→ WORK INSTRUCTIONS:
Identify each line containing the word "number" and copy it.

(Data excerpts)
↓↓↓

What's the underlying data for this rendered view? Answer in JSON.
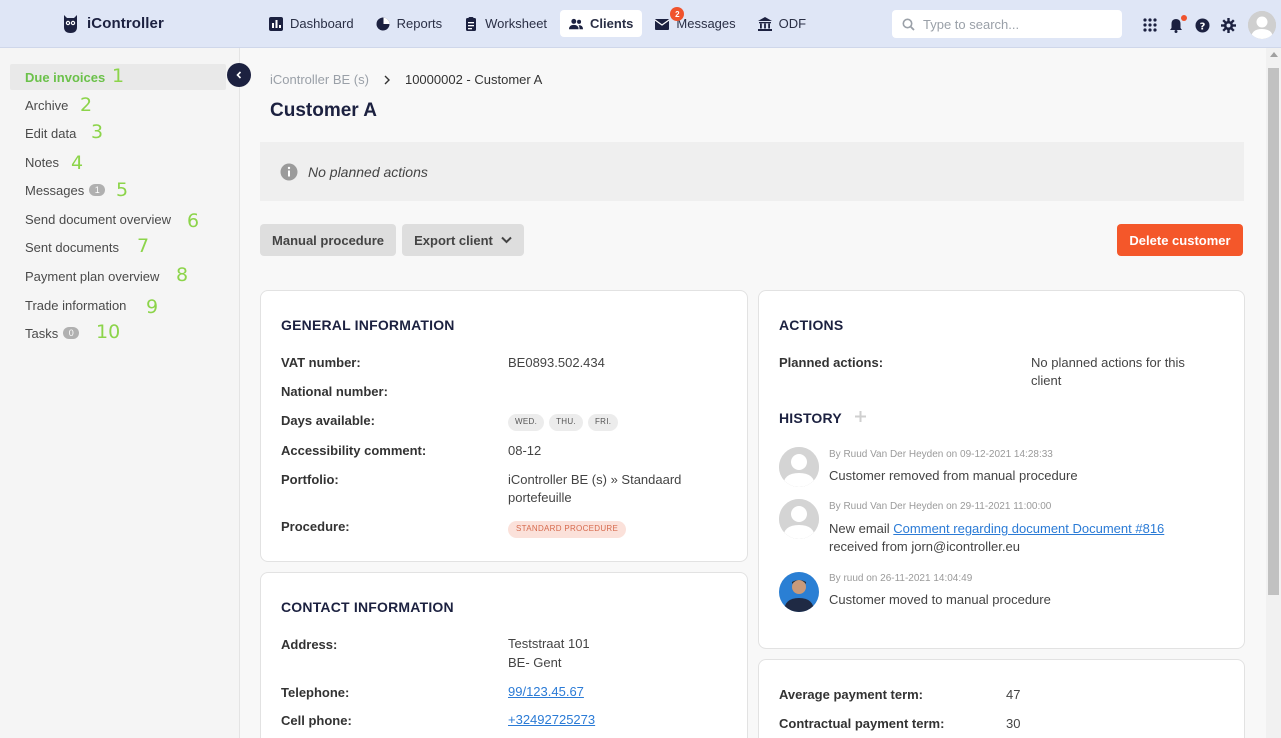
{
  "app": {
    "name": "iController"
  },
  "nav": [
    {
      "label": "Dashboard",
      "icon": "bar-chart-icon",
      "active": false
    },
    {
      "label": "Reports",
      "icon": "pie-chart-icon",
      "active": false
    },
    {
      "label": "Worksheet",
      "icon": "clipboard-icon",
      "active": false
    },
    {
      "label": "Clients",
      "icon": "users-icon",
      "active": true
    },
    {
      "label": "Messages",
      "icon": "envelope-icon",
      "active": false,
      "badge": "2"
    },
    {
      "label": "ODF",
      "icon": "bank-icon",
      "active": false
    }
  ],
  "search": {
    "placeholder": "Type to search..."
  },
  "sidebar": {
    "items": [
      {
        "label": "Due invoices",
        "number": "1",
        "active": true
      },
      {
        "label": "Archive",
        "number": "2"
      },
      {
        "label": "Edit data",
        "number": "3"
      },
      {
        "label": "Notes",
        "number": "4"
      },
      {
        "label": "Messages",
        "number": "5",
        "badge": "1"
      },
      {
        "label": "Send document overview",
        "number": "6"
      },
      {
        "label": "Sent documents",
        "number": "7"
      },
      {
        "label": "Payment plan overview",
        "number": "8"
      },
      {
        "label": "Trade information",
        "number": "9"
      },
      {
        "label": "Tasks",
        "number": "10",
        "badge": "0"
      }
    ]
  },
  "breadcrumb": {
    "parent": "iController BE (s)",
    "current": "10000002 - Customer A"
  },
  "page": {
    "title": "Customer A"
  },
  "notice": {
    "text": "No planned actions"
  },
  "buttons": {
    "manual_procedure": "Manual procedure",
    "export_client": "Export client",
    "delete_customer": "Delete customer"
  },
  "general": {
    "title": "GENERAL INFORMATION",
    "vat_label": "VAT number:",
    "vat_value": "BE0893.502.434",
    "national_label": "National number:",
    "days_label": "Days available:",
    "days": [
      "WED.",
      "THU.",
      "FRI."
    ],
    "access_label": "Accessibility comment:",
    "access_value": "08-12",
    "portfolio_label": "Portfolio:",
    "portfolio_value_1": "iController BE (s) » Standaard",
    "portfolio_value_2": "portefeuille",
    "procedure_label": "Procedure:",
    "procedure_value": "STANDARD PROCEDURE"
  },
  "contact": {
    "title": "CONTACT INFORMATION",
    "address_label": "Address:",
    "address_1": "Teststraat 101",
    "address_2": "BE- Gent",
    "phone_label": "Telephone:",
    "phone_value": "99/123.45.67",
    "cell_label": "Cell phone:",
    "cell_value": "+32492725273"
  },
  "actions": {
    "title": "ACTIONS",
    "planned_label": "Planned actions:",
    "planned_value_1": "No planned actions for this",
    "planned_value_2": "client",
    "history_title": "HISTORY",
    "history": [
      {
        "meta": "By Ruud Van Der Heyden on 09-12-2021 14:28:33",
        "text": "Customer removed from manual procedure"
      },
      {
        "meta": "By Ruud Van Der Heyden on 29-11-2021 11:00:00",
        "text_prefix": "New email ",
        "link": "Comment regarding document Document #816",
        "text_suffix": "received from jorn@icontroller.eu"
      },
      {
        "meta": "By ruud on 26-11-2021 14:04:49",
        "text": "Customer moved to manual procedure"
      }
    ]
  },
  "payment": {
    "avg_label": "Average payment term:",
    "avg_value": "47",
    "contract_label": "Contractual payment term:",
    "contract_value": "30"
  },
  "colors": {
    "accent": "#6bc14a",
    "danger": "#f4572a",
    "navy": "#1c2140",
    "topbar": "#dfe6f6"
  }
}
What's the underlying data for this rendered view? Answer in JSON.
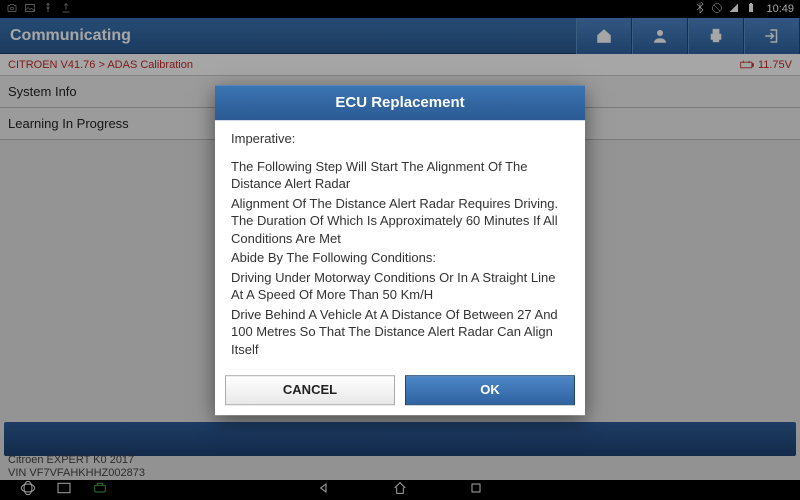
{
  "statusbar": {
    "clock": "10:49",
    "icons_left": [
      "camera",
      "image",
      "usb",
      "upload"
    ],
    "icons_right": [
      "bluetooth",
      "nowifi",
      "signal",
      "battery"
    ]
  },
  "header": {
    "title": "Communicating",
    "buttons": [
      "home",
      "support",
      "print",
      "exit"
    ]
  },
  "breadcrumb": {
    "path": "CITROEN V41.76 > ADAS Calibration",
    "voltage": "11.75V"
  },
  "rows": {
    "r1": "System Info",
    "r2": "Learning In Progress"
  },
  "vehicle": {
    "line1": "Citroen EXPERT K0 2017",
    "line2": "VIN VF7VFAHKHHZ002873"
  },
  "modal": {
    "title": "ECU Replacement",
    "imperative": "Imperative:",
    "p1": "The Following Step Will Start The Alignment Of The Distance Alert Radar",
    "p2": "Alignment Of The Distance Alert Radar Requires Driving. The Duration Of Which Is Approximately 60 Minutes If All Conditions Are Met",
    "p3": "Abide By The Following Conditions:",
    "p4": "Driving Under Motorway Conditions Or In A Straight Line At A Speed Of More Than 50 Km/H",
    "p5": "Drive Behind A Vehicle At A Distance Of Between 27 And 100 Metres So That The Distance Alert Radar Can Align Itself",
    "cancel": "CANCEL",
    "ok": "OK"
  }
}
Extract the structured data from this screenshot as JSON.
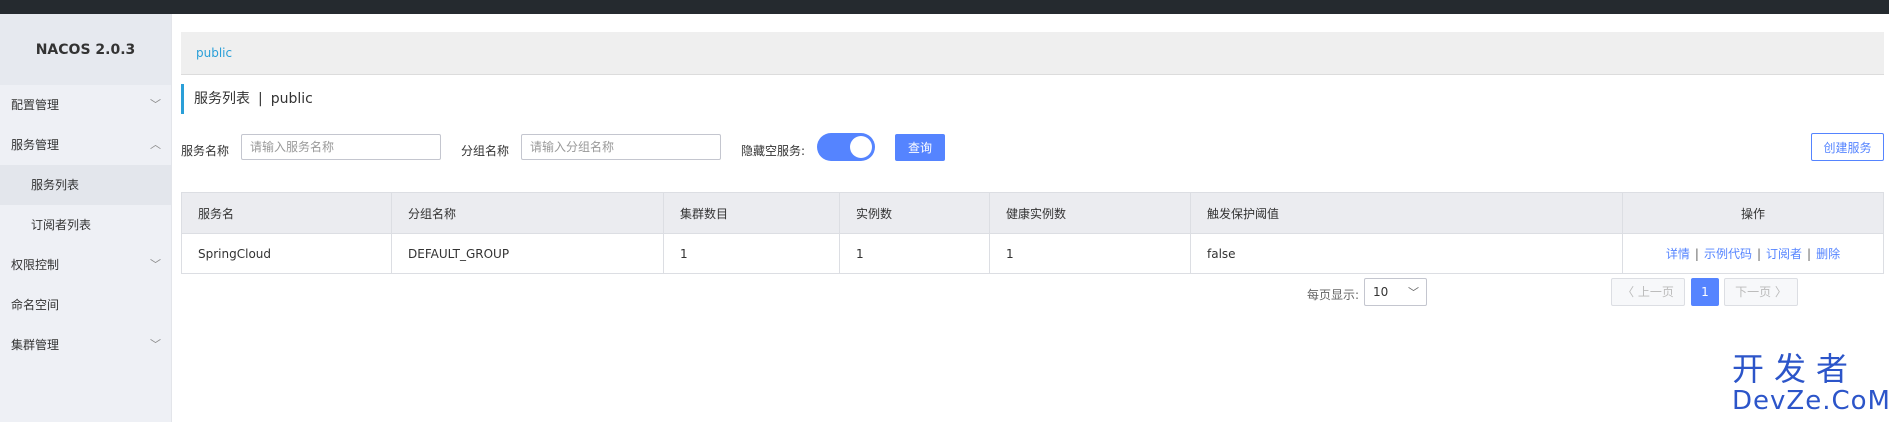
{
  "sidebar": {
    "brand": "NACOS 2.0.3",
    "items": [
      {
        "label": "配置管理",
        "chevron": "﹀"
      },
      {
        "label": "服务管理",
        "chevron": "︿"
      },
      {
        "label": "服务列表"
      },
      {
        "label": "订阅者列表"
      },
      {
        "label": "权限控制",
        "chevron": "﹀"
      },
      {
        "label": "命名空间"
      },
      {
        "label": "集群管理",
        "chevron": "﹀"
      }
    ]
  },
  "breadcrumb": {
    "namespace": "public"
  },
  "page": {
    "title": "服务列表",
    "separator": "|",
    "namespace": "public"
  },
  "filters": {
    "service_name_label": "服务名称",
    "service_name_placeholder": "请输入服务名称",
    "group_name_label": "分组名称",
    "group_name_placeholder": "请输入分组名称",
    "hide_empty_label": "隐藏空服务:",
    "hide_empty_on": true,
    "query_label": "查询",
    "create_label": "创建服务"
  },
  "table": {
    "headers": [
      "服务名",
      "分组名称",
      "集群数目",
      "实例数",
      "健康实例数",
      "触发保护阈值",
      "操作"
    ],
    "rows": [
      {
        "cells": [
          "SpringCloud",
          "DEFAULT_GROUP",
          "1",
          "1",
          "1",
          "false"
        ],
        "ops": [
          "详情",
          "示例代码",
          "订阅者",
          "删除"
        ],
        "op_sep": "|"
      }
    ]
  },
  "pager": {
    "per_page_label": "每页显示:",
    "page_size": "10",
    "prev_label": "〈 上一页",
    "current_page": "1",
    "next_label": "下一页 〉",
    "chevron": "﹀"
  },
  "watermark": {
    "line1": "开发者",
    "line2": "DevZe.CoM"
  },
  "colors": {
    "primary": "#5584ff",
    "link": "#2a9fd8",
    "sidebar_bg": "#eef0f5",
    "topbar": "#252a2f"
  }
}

↑↑↑

→ EXPECTED ANSWER:
        "number": "1",
        "number": "2"
        "number": "3"
        "number": "4"
        "number": "5",
        "number": "6"
        "number": "7"
        "number": "8"
        "number": "9"
        "number": "10",
    "vat_label": "VAT number:",
    "national_label": "National number:",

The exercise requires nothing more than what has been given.